Task statement:
Nothing may be dropped or altered: reproduce all the data.

▶

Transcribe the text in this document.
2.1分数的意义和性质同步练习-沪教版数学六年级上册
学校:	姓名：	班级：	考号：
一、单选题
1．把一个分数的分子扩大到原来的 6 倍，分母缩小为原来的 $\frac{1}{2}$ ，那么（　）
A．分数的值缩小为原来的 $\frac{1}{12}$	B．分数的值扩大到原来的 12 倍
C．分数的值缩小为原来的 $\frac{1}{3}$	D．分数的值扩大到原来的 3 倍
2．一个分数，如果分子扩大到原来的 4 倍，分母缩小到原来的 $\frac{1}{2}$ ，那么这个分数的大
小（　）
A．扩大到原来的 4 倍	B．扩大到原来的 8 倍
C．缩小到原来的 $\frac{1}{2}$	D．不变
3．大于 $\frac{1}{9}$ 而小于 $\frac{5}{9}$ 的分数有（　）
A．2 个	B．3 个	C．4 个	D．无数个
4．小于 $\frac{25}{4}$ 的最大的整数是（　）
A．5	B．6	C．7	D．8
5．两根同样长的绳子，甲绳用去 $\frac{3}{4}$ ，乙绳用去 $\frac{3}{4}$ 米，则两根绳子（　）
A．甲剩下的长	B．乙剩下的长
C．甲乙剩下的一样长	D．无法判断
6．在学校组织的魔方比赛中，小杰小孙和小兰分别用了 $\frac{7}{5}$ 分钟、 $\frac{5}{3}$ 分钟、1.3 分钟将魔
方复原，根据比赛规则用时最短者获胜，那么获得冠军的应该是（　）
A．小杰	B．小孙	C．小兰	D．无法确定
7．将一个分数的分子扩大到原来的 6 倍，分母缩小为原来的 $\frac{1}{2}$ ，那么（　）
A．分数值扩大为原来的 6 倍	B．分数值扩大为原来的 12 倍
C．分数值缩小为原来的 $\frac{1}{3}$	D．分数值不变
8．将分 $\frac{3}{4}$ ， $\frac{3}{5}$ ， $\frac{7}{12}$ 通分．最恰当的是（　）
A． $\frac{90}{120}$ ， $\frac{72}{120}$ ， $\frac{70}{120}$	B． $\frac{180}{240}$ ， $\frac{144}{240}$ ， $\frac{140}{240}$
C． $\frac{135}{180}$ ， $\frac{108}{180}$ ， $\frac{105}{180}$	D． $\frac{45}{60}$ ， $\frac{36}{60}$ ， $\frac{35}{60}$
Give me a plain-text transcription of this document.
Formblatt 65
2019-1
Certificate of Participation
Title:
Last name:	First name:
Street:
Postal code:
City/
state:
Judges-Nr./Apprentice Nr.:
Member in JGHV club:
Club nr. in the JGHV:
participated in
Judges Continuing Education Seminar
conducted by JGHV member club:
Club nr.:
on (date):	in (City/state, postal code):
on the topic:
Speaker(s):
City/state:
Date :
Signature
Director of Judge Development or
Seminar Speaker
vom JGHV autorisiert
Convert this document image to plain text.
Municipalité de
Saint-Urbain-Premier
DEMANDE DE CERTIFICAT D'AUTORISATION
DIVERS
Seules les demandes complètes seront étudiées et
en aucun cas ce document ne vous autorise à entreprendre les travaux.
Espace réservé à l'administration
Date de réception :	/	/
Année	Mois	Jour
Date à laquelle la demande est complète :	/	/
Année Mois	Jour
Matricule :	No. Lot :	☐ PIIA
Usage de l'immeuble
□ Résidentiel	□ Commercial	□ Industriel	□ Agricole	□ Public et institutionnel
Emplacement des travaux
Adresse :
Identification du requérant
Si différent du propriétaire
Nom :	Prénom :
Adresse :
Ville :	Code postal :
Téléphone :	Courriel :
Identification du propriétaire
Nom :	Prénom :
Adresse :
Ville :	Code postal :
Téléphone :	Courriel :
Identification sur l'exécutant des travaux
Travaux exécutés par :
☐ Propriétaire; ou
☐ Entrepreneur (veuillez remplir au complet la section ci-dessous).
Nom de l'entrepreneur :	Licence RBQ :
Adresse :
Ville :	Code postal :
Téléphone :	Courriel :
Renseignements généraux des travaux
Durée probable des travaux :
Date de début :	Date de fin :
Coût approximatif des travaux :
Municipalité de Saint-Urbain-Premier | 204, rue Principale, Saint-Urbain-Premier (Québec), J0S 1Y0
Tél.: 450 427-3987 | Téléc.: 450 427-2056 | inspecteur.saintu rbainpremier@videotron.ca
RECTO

◀

Task solution:
Transcribe the text in this document.
2.1分数的意义和性质同步练习-沪教版数学六年级上册
学校:	姓名：	班级：	考号：
一、单选题
1．把一个分数的分子扩大到原来的 6 倍，分母缩小为原来的 $\frac{1}{2}$ ，那么（　）
A．分数的值缩小为原来的 $\frac{1}{12}$	B．分数的值扩大到原来的 12 倍
C．分数的值缩小为原来的 $\frac{1}{3}$	D．分数的值扩大到原来的 3 倍
2．一个分数，如果分子扩大到原来的 4 倍，分母缩小到原来的 $\frac{1}{2}$ ，那么这个分数的大
小（　）
A．扩大到原来的 4 倍	B．扩大到原来的 8 倍
C．缩小到原来的 $\frac{1}{2}$	D．不变
3．大于 $\frac{1}{9}$ 而小于 $\frac{5}{9}$ 的分数有（　）
A．2 个	B．3 个	C．4 个	D．无数个
4．小于 $\frac{25}{4}$ 的最大的整数是（　）
A．5	B．6	C．7	D．8
5．两根同样长的绳子，甲绳用去 $\frac{3}{4}$ ，乙绳用去 $\frac{3}{4}$ 米，则两根绳子（　）
A．甲剩下的长	B．乙剩下的长
C．甲乙剩下的一样长	D．无法判断
6．在学校组织的魔方比赛中，小杰小孙和小兰分别用了 $\frac{7}{5}$ 分钟、 $\frac{5}{3}$ 分钟、1.3 分钟将魔
方复原，根据比赛规则用时最短者获胜，那么获得冠军的应该是（　）
A．小杰	B．小孙	C．小兰	D．无法确定
7．将一个分数的分子扩大到原来的 6 倍，分母缩小为原来的 $\frac{1}{2}$ ，那么（　）
A．分数值扩大为原来的 6 倍	B．分数值扩大为原来的 12 倍
C．分数值缩小为原来的 $\frac{1}{3}$	D．分数值不变
8．将分 $\frac{3}{4}$ ， $\frac{3}{5}$ ， $\frac{7}{12}$ 通分．最恰当的是（　）
A． $\frac{90}{120}$ ， $\frac{72}{120}$ ， $\frac{70}{120}$	B． $\frac{180}{240}$ ， $\frac{144}{240}$ ， $\frac{140}{240}$
C． $\frac{135}{180}$ ， $\frac{108}{180}$ ， $\frac{105}{180}$	D． $\frac{45}{60}$ ， $\frac{36}{60}$ ， $\frac{35}{60}$
Give me a plain-text transcription of this document.
Formblatt 65
2019-1
Certificate of Participation
Title:
Last name:	First name:
Street:
Postal code:
City/
state:
Judges-Nr./Apprentice Nr.:
Member in JGHV club:
Club nr. in the JGHV:
participated in
Judges Continuing Education Seminar
conducted by JGHV member club:
Club nr.:
on (date):	in (City/state, postal code):
on the topic:
Speaker(s):
City/state:
Date :
Signature
Director of Judge Development or
Seminar Speaker
vom JGHV autorisiert
Convert this document image to plain text.
Municipalité de
Saint-Urbain-Premier
DEMANDE DE CERTIFICAT D'AUTORISATION
DIVERS
Seules les demandes complètes seront étudiées et
en aucun cas ce document ne vous autorise à entreprendre les travaux.
Espace réservé à l'administration
Date de réception :	/	/
Année	Mois	Jour
Date à laquelle la demande est complète :	/	/
Année Mois	Jour
Matricule :	No. Lot :	☐ PIIA
Usage de l'immeuble
□ Résidentiel	□ Commercial	□ Industriel	□ Agricole	□ Public et institutionnel
Emplacement des travaux
Adresse :
Identification du requérant
Si différent du propriétaire
Nom :	Prénom :
Adresse :
Ville :	Code postal :
Téléphone :	Courriel :
Identification du propriétaire
Nom :	Prénom :
Adresse :
Ville :	Code postal :
Téléphone :	Courriel :
Identification sur l'exécutant des travaux
Travaux exécutés par :
☐ Propriétaire; ou
☐ Entrepreneur (veuillez remplir au complet la section ci-dessous).
Nom de l'entrepreneur :	Licence RBQ :
Adresse :
Ville :	Code postal :
Téléphone :	Courriel :
Renseignements généraux des travaux
Durée probable des travaux :
Date de début :	Date de fin :
Coût approximatif des travaux :
Municipalité de Saint-Urbain-Premier | 204, rue Principale, Saint-Urbain-Premier (Québec), J0S 1Y0
Tél.: 450 427-3987 | Téléc.: 450 427-2056 | inspecteur.saintu rbainpremier@videotron.ca
RECTO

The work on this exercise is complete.